(begin)

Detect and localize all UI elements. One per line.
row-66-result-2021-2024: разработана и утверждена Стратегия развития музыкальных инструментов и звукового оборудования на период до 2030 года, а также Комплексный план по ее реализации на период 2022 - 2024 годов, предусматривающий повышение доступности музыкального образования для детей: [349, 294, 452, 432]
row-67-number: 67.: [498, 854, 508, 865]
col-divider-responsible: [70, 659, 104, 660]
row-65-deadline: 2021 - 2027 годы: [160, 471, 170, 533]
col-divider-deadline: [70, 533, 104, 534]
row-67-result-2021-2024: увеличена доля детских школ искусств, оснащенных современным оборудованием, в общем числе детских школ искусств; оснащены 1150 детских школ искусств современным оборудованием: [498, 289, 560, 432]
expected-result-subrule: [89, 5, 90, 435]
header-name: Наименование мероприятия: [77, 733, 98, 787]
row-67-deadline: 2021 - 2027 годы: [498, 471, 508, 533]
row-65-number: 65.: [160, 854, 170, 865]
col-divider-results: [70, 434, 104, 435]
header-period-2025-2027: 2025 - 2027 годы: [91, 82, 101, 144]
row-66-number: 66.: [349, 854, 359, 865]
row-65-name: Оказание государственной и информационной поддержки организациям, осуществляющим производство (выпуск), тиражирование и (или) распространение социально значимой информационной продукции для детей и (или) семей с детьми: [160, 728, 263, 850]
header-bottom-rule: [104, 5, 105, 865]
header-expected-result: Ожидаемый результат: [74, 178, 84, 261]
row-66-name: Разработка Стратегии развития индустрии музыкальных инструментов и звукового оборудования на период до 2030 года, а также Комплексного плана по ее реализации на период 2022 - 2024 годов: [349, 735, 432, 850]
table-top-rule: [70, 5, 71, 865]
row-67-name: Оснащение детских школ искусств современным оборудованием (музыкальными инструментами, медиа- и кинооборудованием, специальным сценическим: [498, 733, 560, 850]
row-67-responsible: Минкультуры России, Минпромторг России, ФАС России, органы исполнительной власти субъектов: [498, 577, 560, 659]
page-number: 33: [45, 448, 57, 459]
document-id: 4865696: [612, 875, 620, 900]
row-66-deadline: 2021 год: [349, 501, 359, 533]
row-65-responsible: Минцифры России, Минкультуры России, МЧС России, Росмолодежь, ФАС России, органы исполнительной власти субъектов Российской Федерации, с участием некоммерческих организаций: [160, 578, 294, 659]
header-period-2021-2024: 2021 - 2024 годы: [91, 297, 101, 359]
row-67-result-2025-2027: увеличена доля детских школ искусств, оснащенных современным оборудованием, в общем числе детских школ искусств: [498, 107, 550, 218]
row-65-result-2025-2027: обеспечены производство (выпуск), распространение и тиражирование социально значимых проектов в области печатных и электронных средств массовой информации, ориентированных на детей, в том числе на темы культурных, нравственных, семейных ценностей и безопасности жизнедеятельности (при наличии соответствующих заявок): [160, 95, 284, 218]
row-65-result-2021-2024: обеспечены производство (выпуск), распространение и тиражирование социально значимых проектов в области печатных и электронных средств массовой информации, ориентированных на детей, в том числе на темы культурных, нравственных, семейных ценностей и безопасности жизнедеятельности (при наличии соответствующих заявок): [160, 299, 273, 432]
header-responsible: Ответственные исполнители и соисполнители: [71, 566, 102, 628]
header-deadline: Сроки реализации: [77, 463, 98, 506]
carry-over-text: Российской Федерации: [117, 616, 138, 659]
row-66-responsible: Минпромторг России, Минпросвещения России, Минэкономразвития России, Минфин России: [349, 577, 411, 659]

(end)

● **What to produce**
Can you extract each of the lines above and reproduce all of them character for character, in the same order?

● **Task result**
Detect and localize all UI elements. One per line.
row-66-result-2021-2024: разработана и утверждена Стратегия развития музыкальных инструментов и звукового оборудования на период до 2030 года, а также Комплексный план по ее реализации на период 2022 - 2024 годов, предусматривающий повышение доступности музыкального образования для детей: [349, 294, 452, 432]
row-67-number: 67.: [498, 854, 508, 865]
col-divider-responsible: [70, 659, 104, 660]
row-65-deadline: 2021 - 2027 годы: [160, 471, 170, 533]
col-divider-deadline: [70, 533, 104, 534]
row-67-result-2021-2024: увеличена доля детских школ искусств, оснащенных современным оборудованием, в общем числе детских школ искусств; оснащены 1150 детских школ искусств современным оборудованием: [498, 289, 560, 432]
expected-result-subrule: [89, 5, 90, 435]
header-name: Наименование мероприятия: [77, 733, 98, 787]
row-67-deadline: 2021 - 2027 годы: [498, 471, 508, 533]
row-65-number: 65.: [160, 854, 170, 865]
col-divider-results: [70, 434, 104, 435]
header-period-2025-2027: 2025 - 2027 годы: [91, 82, 101, 144]
row-66-number: 66.: [349, 854, 359, 865]
row-65-name: Оказание государственной и информационной поддержки организациям, осуществляющим производство (выпуск), тиражирование и (или) распространение социально значимой информационной продукции для детей и (или) семей с детьми: [160, 728, 263, 850]
header-bottom-rule: [104, 5, 105, 865]
header-expected-result: Ожидаемый результат: [74, 178, 84, 261]
row-66-name: Разработка Стратегии развития индустрии музыкальных инструментов и звукового оборудования на период до 2030 года, а также Комплексного плана по ее реализации на период 2022 - 2024 годов: [349, 735, 432, 850]
table-top-rule: [70, 5, 71, 865]
row-67-name: Оснащение детских школ искусств современным оборудованием (музыкальными инструментами, медиа- и кинооборудованием, специальным сценическим: [498, 733, 560, 850]
row-67-responsible: Минкультуры России, Минпромторг России, ФАС России, органы исполнительной власти субъектов: [498, 577, 560, 659]
page-number: 33: [45, 448, 57, 459]
document-id: 4865696: [612, 875, 620, 900]
row-66-deadline: 2021 год: [349, 501, 359, 533]
row-65-responsible: Минцифры России, Минкультуры России, МЧС России, Росмолодежь, ФАС России, органы исполнительной власти субъектов Российской Федерации, с участием некоммерческих организаций: [160, 578, 294, 659]
header-period-2021-2024: 2021 - 2024 годы: [91, 297, 101, 359]
row-67-result-2025-2027: увеличена доля детских школ искусств, оснащенных современным оборудованием, в общем числе детских школ искусств: [498, 107, 550, 218]
row-65-result-2025-2027: обеспечены производство (выпуск), распространение и тиражирование социально значимых проектов в области печатных и электронных средств массовой информации, ориентированных на детей, в том числе на темы культурных, нравственных, семейных ценностей и безопасности жизнедеятельности (при наличии соответствующих заявок): [160, 95, 284, 218]
row-65-result-2021-2024: обеспечены производство (выпуск), распространение и тиражирование социально значимых проектов в области печатных и электронных средств массовой информации, ориентированных на детей, в том числе на темы культурных, нравственных, семейных ценностей и безопасности жизнедеятельности (при наличии соответствующих заявок): [160, 299, 273, 432]
header-responsible: Ответственные исполнители и соисполнители: [71, 566, 102, 628]
header-deadline: Сроки реализации: [77, 463, 98, 506]
carry-over-text: Российской Федерации: [117, 616, 138, 659]
row-66-responsible: Минпромторг России, Минпросвещения России, Минэкономразвития России, Минфин России: [349, 577, 411, 659]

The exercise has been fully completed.